**Exercise objective:** From the toxicology passage below, name every fundamental aspect of basic life support it mentions.

**Exercise passage:**
--- START ---

Toxicology today: what you need to know now

Clinicians are frequently confronted with toxicological emergencies and challenged with the task of correctly identifying the possible agents involved and providing appropriate treatments. In this review article, we describe the epidemiology of overdoses, provide a practical approach to the recognition and diagnosis of classic toxidromes, and discuss the initial management strategies that should be considered in all overdoses. In addition, we evaluate some of the most common agents involved in poisonings and present their respective treatments. Recognition of toxidromes with knowledge of indications for antidotes and their limitations for treating overdoses is crucial for the acute care of poisoned patients.

Drugs and pharmaceuticals: management of intoxication and antidotes

The treatment of patients poisoned with drugs and pharmaceuticals can be quite challenging. Diverse exposure circumstances, varied clinical presentations, unique patient-specific factors, and inconsistent diagnostic and therapeutic infrastructure support, coupled with relatively few definitive antidotes, may complicate evaluation and management. The historical approach to poisoned patients (patient arousal, toxin elimination, and toxin identification) has given way to rigorous attention to the fundamental aspects of basic life support--airway management, oxygenation and ventilation, circulatory competence, thermoregulation, and substrate availability. Selected patients may benefit from methods to alter toxin pharmacokinetics to minimize systemic, target organ, or tissue compartment exposure (either by decreasing absorption or increasing elimination). These may include syrup of ipecac, orogastric lavage, activated single- or multi-dose charcoal, whole bowel irrigation, endoscopy and surgery, urinary alkalinization, saline diuresis, or extracorporeal methods (hemodialysis, charcoal hemoperfusion, continuous venovenous hemofiltration, and exchange transfusion). Pharmaceutical adjuncts and antidotes may be useful in toxicant-induced hyperthermias. In the context of analgesic, anti-inflammatory, anticholinergic, anticonvulsant, antihyperglycemic, antimicrobial, antineoplastic, cardiovascular, opioid, or sedative-hypnotic agents overdose, N-acetylcysteine, physostigmine, L-carnitine, dextrose, octreotide, pyridoxine, dexrazoxane, leucovorin, glucarpidase, atropine, calcium, digoxin-specific antibody fragments, glucagon, high-dose insulin euglycemia therapy, lipid emulsion, magnesium, sodium bicarbonate, naloxone, and flumazenil are specifically reviewed. In summary, patients generally benefit from aggressive support of vital functions, careful history and physical examination, specific laboratory analyses, a thoughtful consideration of the risks and benefits of decontamination and enhanced elimination, and the use of specific antidotes where warranted. Data supporting antidotes effectiveness vary considerably. Clinicians are encouraged to utilize consultation with regional poison centers or those with toxicology training to assist with diagnosis, management, and administration of antidotes, particularly in unfamiliar cases.

--- END ---

**Document structure recognition data:**
--- START ---

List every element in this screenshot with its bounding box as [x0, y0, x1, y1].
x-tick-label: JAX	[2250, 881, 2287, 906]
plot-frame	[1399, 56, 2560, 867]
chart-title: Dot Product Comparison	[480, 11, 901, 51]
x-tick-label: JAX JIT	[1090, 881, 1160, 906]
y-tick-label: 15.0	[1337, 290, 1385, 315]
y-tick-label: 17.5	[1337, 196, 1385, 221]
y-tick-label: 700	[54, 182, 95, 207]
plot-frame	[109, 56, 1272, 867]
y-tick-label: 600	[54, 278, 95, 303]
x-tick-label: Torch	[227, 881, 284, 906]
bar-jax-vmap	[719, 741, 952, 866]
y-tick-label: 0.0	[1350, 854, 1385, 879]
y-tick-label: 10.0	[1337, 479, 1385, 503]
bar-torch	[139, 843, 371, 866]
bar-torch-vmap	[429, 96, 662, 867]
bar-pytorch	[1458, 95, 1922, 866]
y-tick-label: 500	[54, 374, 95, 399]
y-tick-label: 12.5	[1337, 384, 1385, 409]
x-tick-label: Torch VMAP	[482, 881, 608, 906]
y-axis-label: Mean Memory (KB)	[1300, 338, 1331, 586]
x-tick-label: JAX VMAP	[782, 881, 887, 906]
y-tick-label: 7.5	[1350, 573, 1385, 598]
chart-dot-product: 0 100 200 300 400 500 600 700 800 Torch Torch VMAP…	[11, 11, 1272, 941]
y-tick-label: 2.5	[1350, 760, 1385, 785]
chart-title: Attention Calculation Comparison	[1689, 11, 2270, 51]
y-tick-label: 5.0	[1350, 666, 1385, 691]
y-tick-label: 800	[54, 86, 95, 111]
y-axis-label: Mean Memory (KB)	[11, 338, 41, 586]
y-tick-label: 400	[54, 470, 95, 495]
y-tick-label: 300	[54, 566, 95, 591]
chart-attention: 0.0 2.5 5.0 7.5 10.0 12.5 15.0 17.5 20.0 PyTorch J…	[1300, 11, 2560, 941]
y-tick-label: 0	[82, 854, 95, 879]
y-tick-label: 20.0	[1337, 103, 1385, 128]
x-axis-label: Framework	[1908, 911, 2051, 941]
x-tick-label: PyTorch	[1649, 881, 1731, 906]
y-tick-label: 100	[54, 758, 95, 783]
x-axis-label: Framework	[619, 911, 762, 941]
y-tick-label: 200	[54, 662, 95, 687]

--- END ---

**Output of the exercise:** Airway management; oxygenation and ventilation; circulatory competence; thermoregulation; substrate availability.